[Figure content listings]
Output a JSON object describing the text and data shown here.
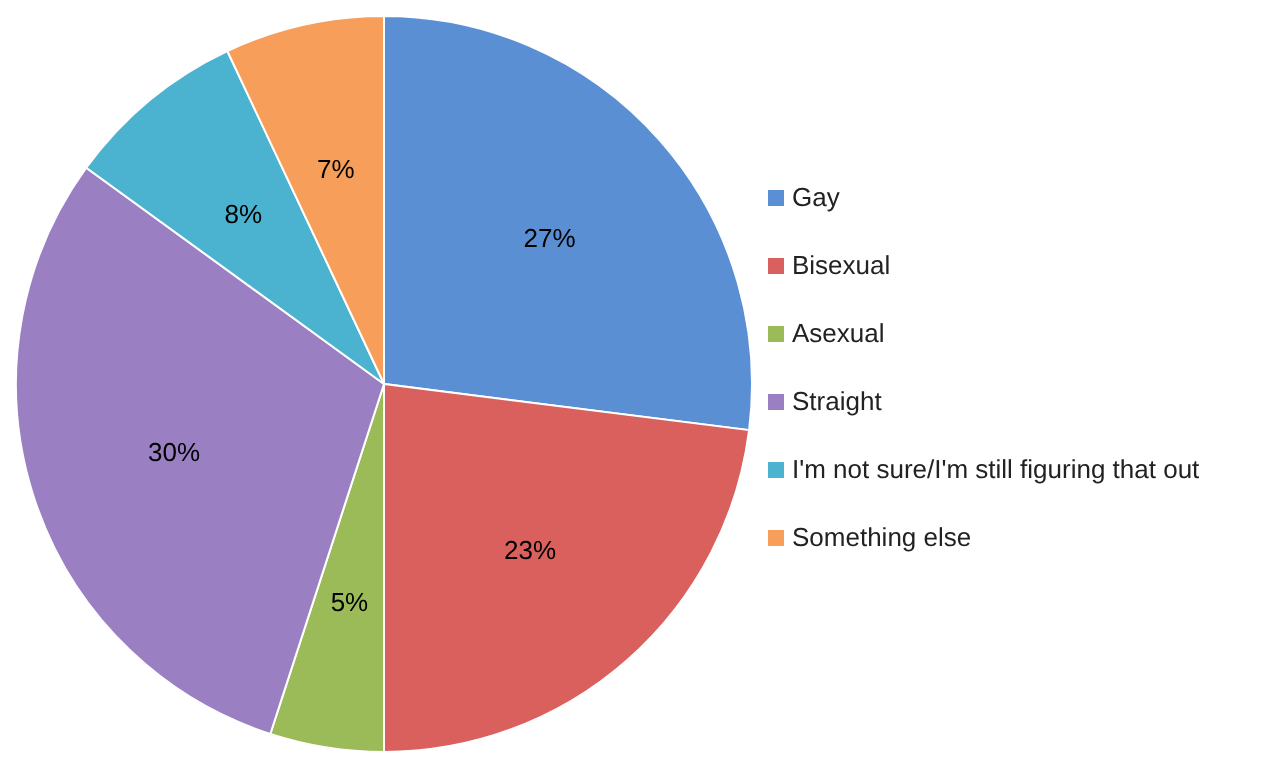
{
  "chart_data": {
    "type": "pie",
    "categories": [
      "Gay",
      "Bisexual",
      "Asexual",
      "Straight",
      "I'm not sure/I'm still figuring that out",
      "Something else"
    ],
    "values": [
      27,
      23,
      5,
      30,
      8,
      7
    ],
    "value_labels": [
      "27%",
      "23%",
      "5%",
      "30%",
      "8%",
      "7%"
    ],
    "colors": [
      "#5b8fd4",
      "#d9605c",
      "#9bbb59",
      "#9a80c2",
      "#4bb3cf",
      "#f79e5a"
    ],
    "legend": "right"
  }
}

◆ **Task to carry out**
Exclude the pictures and repeat every other part of the records word for word.

◆ **Result**
Output a JSON object describing the text and data shown here.
{
  "chart_data": {
    "type": "pie",
    "categories": [
      "Gay",
      "Bisexual",
      "Asexual",
      "Straight",
      "I'm not sure/I'm still figuring that out",
      "Something else"
    ],
    "values": [
      27,
      23,
      5,
      30,
      8,
      7
    ],
    "value_labels": [
      "27%",
      "23%",
      "5%",
      "30%",
      "8%",
      "7%"
    ],
    "colors": [
      "#5b8fd4",
      "#d9605c",
      "#9bbb59",
      "#9a80c2",
      "#4bb3cf",
      "#f79e5a"
    ],
    "legend": "right"
  }
}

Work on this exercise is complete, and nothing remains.